>>>

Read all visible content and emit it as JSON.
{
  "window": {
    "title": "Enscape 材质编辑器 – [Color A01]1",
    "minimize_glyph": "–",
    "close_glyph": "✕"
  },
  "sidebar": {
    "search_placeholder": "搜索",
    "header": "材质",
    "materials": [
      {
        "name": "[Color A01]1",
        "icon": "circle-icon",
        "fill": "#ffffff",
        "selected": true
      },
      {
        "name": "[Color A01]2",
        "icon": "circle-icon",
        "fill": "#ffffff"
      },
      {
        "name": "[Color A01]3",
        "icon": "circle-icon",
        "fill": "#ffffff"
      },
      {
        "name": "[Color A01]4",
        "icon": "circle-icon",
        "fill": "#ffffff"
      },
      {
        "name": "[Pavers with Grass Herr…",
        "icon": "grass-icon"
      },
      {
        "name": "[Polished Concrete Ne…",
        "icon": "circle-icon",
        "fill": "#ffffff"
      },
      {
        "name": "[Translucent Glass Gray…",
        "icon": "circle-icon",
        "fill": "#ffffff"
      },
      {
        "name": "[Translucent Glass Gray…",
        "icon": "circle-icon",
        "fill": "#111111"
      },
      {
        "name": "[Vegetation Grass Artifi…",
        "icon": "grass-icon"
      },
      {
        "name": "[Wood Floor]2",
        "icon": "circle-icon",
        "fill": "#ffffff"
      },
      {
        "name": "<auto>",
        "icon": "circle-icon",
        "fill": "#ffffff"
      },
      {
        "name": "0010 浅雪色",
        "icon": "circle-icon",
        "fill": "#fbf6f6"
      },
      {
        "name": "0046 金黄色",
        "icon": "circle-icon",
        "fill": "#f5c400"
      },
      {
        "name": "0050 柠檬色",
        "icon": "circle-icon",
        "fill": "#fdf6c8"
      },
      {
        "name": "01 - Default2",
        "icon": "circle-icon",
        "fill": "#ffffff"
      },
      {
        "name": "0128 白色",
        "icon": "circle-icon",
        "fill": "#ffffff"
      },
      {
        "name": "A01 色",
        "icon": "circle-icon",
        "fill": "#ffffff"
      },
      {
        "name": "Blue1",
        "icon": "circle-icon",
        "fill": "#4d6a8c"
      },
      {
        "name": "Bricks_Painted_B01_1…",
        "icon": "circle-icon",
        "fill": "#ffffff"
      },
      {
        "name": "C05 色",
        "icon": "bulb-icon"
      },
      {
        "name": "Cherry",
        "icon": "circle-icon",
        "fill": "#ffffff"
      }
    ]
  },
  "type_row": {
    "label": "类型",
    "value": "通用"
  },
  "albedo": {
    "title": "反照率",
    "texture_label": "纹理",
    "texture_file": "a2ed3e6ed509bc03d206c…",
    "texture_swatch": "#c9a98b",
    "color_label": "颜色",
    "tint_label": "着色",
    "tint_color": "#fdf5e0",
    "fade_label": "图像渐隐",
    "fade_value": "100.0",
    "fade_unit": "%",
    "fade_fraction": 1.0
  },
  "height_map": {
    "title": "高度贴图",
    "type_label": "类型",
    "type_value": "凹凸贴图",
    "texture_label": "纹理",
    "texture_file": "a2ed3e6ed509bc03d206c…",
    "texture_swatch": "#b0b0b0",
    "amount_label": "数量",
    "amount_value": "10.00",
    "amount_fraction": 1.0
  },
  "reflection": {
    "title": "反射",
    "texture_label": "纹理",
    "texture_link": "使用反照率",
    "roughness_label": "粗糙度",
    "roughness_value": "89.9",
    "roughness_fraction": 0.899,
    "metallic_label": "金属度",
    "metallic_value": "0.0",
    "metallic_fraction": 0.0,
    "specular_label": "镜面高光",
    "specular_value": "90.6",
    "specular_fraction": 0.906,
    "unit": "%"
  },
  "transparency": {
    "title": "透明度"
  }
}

<<<

Print all of the entries again, exactly as written.

▶ _Written answer_:
Read all visible content and emit it as JSON.
{
  "window": {
    "title": "Enscape 材质编辑器 – [Color A01]1",
    "minimize_glyph": "–",
    "close_glyph": "✕"
  },
  "sidebar": {
    "search_placeholder": "搜索",
    "header": "材质",
    "materials": [
      {
        "name": "[Color A01]1",
        "icon": "circle-icon",
        "fill": "#ffffff",
        "selected": true
      },
      {
        "name": "[Color A01]2",
        "icon": "circle-icon",
        "fill": "#ffffff"
      },
      {
        "name": "[Color A01]3",
        "icon": "circle-icon",
        "fill": "#ffffff"
      },
      {
        "name": "[Color A01]4",
        "icon": "circle-icon",
        "fill": "#ffffff"
      },
      {
        "name": "[Pavers with Grass Herr…",
        "icon": "grass-icon"
      },
      {
        "name": "[Polished Concrete Ne…",
        "icon": "circle-icon",
        "fill": "#ffffff"
      },
      {
        "name": "[Translucent Glass Gray…",
        "icon": "circle-icon",
        "fill": "#ffffff"
      },
      {
        "name": "[Translucent Glass Gray…",
        "icon": "circle-icon",
        "fill": "#111111"
      },
      {
        "name": "[Vegetation Grass Artifi…",
        "icon": "grass-icon"
      },
      {
        "name": "[Wood Floor]2",
        "icon": "circle-icon",
        "fill": "#ffffff"
      },
      {
        "name": "<auto>",
        "icon": "circle-icon",
        "fill": "#ffffff"
      },
      {
        "name": "0010 浅雪色",
        "icon": "circle-icon",
        "fill": "#fbf6f6"
      },
      {
        "name": "0046 金黄色",
        "icon": "circle-icon",
        "fill": "#f5c400"
      },
      {
        "name": "0050 柠檬色",
        "icon": "circle-icon",
        "fill": "#fdf6c8"
      },
      {
        "name": "01 - Default2",
        "icon": "circle-icon",
        "fill": "#ffffff"
      },
      {
        "name": "0128 白色",
        "icon": "circle-icon",
        "fill": "#ffffff"
      },
      {
        "name": "A01 色",
        "icon": "circle-icon",
        "fill": "#ffffff"
      },
      {
        "name": "Blue1",
        "icon": "circle-icon",
        "fill": "#4d6a8c"
      },
      {
        "name": "Bricks_Painted_B01_1…",
        "icon": "circle-icon",
        "fill": "#ffffff"
      },
      {
        "name": "C05 色",
        "icon": "bulb-icon"
      },
      {
        "name": "Cherry",
        "icon": "circle-icon",
        "fill": "#ffffff"
      }
    ]
  },
  "type_row": {
    "label": "类型",
    "value": "通用"
  },
  "albedo": {
    "title": "反照率",
    "texture_label": "纹理",
    "texture_file": "a2ed3e6ed509bc03d206c…",
    "texture_swatch": "#c9a98b",
    "color_label": "颜色",
    "tint_label": "着色",
    "tint_color": "#fdf5e0",
    "fade_label": "图像渐隐",
    "fade_value": "100.0",
    "fade_unit": "%",
    "fade_fraction": 1.0
  },
  "height_map": {
    "title": "高度贴图",
    "type_label": "类型",
    "type_value": "凹凸贴图",
    "texture_label": "纹理",
    "texture_file": "a2ed3e6ed509bc03d206c…",
    "texture_swatch": "#b0b0b0",
    "amount_label": "数量",
    "amount_value": "10.00",
    "amount_fraction": 1.0
  },
  "reflection": {
    "title": "反射",
    "texture_label": "纹理",
    "texture_link": "使用反照率",
    "roughness_label": "粗糙度",
    "roughness_value": "89.9",
    "roughness_fraction": 0.899,
    "metallic_label": "金属度",
    "metallic_value": "0.0",
    "metallic_fraction": 0.0,
    "specular_label": "镜面高光",
    "specular_value": "90.6",
    "specular_fraction": 0.906,
    "unit": "%"
  },
  "transparency": {
    "title": "透明度"
  }
}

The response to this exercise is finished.